# TEXTO PARA LEITURA:

━━━━━━━━━━━━━━━━━━━━━━━━━━━━━━

Isto, a bem dizer, tudo é político. Não tem é de ser partidário... ainda que seja bom que cada um tome partido pela sua causa.
(É lixado isto dos conceitos baralhados, mas a verdade é que as palavras querem dizer qualquer coisa... E conceitos transviados só servem para aumentar a confusão, digo eu...)
Esta questão - a da prostituição legalizada ou não - é mais uma das militantes hipocrisias em que vivemos atascados. Sendo evidente que a prostituição - entendida como venda do próprio corpo para fins sexuais - concentra em si muito de indignidade humana, não é menos verdade ser ela velha como o mundo (patriarcal) e apoiar-se na miséria sexual que advém de vivermos espartilhados por conceitos moralistas e pseudo-éticos, que são incutidos como travões ao livre arbítrio, sempre tido como perigoso e subversivo para quem detém o poder...

━━━━━━━━━━━━━━━━━━━━━━━━━━━━━━

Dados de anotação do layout
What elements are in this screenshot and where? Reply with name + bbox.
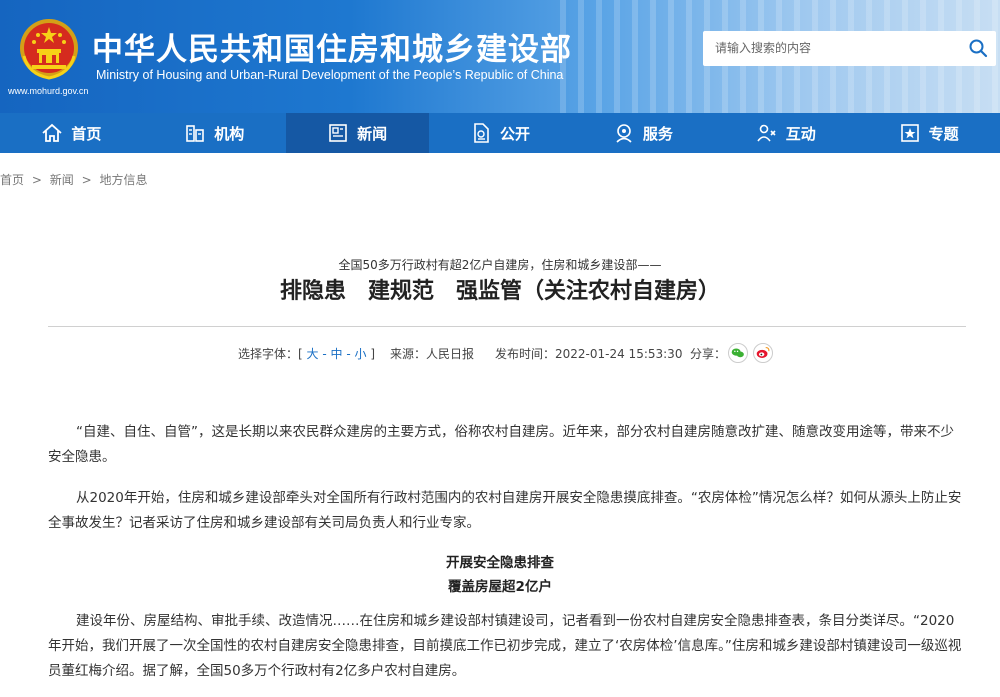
nav-item-label: 首页 xyxy=(71,124,102,143)
national-emblem-icon xyxy=(20,19,78,80)
weibo-share-icon[interactable] xyxy=(753,343,773,363)
wechat-share-icon[interactable] xyxy=(728,343,748,363)
nav-item-topic[interactable]: 专题 xyxy=(857,113,1000,153)
share-label: 分享： xyxy=(690,347,727,361)
main-nav: 首页 机构 新闻 公开 服务 互动 专题 xyxy=(0,113,1000,153)
nav-item-label: 新闻 xyxy=(357,124,388,143)
nav-item-institutions[interactable]: 机构 xyxy=(143,113,286,153)
site-title-cn[interactable]: 中华人民共和国住房和城乡建设部 xyxy=(92,24,572,69)
nav-item-label: 专题 xyxy=(928,124,959,143)
section-heading: 开展安全隐患排查 xyxy=(446,555,554,571)
site-title-en: Ministry of Housing and Urban-Rural Deve… xyxy=(96,68,564,82)
search-box xyxy=(703,31,996,66)
search-icon[interactable] xyxy=(968,38,988,58)
font-size-selector: 选择字体：[ 大 - 中 - 小 ] xyxy=(238,345,375,362)
wechat-icon xyxy=(731,348,744,358)
home-icon xyxy=(42,123,63,142)
article-paragraph: “自建、自住、自管”，这是长期以来农民群众建房的主要方式，俗称农村自建房。近年来… xyxy=(48,424,954,465)
document-icon xyxy=(474,123,489,143)
breadcrumb-separator: > xyxy=(31,173,42,187)
breadcrumb-separator: > xyxy=(81,173,92,187)
service-icon xyxy=(616,124,632,143)
nav-item-label: 机构 xyxy=(214,124,245,143)
interact-icon xyxy=(757,124,776,142)
nav-item-interact[interactable]: 互动 xyxy=(714,113,857,153)
nav-item-label: 公开 xyxy=(500,124,531,143)
font-size-sep: - xyxy=(322,347,327,361)
article-paragraph: 建设年份、房屋结构、审批手续、改造情况……在住房和城乡建设部村镇建设司，记者看到… xyxy=(48,613,962,679)
font-size-small-link[interactable]: 小 xyxy=(355,347,367,361)
breadcrumb-news[interactable]: 新闻 xyxy=(50,173,74,187)
breadcrumb: 首页 > 新闻 > 地方信息 xyxy=(0,171,151,188)
site-header: www.mohurd.gov.cn 中华人民共和国住房和城乡建设部 Minist… xyxy=(0,0,1000,113)
breadcrumb-current[interactable]: 地方信息 xyxy=(99,173,147,187)
font-size-label: 选择字体：[ xyxy=(238,347,303,361)
article-source: 来源：人民日报 xyxy=(390,347,475,361)
search-input[interactable] xyxy=(715,38,955,58)
breadcrumb-home[interactable]: 首页 xyxy=(0,173,24,187)
section-heading: 覆盖房屋超2亿户 xyxy=(448,579,552,595)
nav-item-news[interactable]: 新闻 xyxy=(285,113,429,153)
weibo-icon xyxy=(756,347,770,358)
article-paragraph: 从2020年开始，住房和城乡建设部牵头对全国所有行政村范围内的农村自建房开展安全… xyxy=(48,490,962,531)
topic-icon xyxy=(900,124,919,142)
font-size-large-link[interactable]: 大 xyxy=(307,347,319,361)
nav-item-label: 互动 xyxy=(785,124,816,143)
font-size-sep: - xyxy=(346,347,351,361)
title-divider xyxy=(48,326,966,327)
font-size-close: ] xyxy=(370,347,376,361)
font-size-medium-link[interactable]: 中 xyxy=(331,347,343,361)
nav-item-service[interactable]: 服务 xyxy=(571,113,714,153)
article-subtitle: 全国50多万行政村有超2亿户自建房，住房和城乡建设部—— xyxy=(338,258,662,272)
nav-item-label: 服务 xyxy=(642,124,673,143)
article-title: 排隐患 建规范 强监管（关注农村自建房） xyxy=(279,279,720,304)
site-url: www.mohurd.gov.cn xyxy=(8,86,89,96)
building-icon xyxy=(186,125,205,142)
nav-item-home[interactable]: 首页 xyxy=(0,113,143,153)
article-publish-time: 发布时间：2022-01-24 15:53:30 xyxy=(495,347,683,361)
nav-item-public[interactable]: 公开 xyxy=(429,113,572,153)
news-icon xyxy=(329,124,347,142)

━━━━━━━━━━━━━━━━━━━━━━━━━━━━━━

# O QUE SE PEDE:
1. Copie do texto sobre a prostituição o trecho que começa em "(É lixado isto" e segue até "detém o poder...".
2. Responda às perguntas seguintes com base no texto sobre a prostituição.
(a) Para que servem os conceitos transviados?
(b) Como é entendida a prostituição?
(c) Como é tido o livre arbítrio por quem detém o poder?
3. Prossiga o texto sobre a prostituição a partir do ponto em que ele termina.

# RESPOSTAS AO EXERCÍCIO:
1.
(É lixado isto dos conceitos baralhados, mas a verdade é que as palavras querem dizer qualquer coisa... E conceitos transviados só servem para aumentar a confusão, digo eu...)
Esta questão - a da prostituição legalizada ou não - é mais uma das militantes hipocrisias em que vivemos atascados. Sendo evidente que a prostituição - entendida como venda do próprio corpo para fins sexuais - concentra em si muito de indignidade humana, não é menos verdade ser ela velha como o mundo (patriarcal) e apoiar-se na miséria sexual que advém de vivermos espartilhados por conceitos moralistas e pseudo-éticos, que são incutidos como travões ao livre arbítrio, sempre tido como perigoso e subversivo para quem detém o poder...

2.
(a) Só servem para aumentar a confusão.
(b) Como venda do próprio corpo para fins sexuais.
(c) Como perigoso e subversivo.

3.
Daí o tal poder - ou p(h)oder, para amenizar a conversa - sempre se ter servido, também, da prostituição, vendo-a com um olhar benevolente - por ela constituir uma fonte de 'esvaziamento' de tensões... e, não raro para políticos com visão para o negócio, poder constituir até matéria colectável.
A insatisfação sexual não deve ser vista de ânimo leve e qualquer estadista que se preze saberá - mesmo que ele próprio, em vale de lençóis, possa não estar à vontade - que cidadão recalcado e ressentido é foco de problemas sociais.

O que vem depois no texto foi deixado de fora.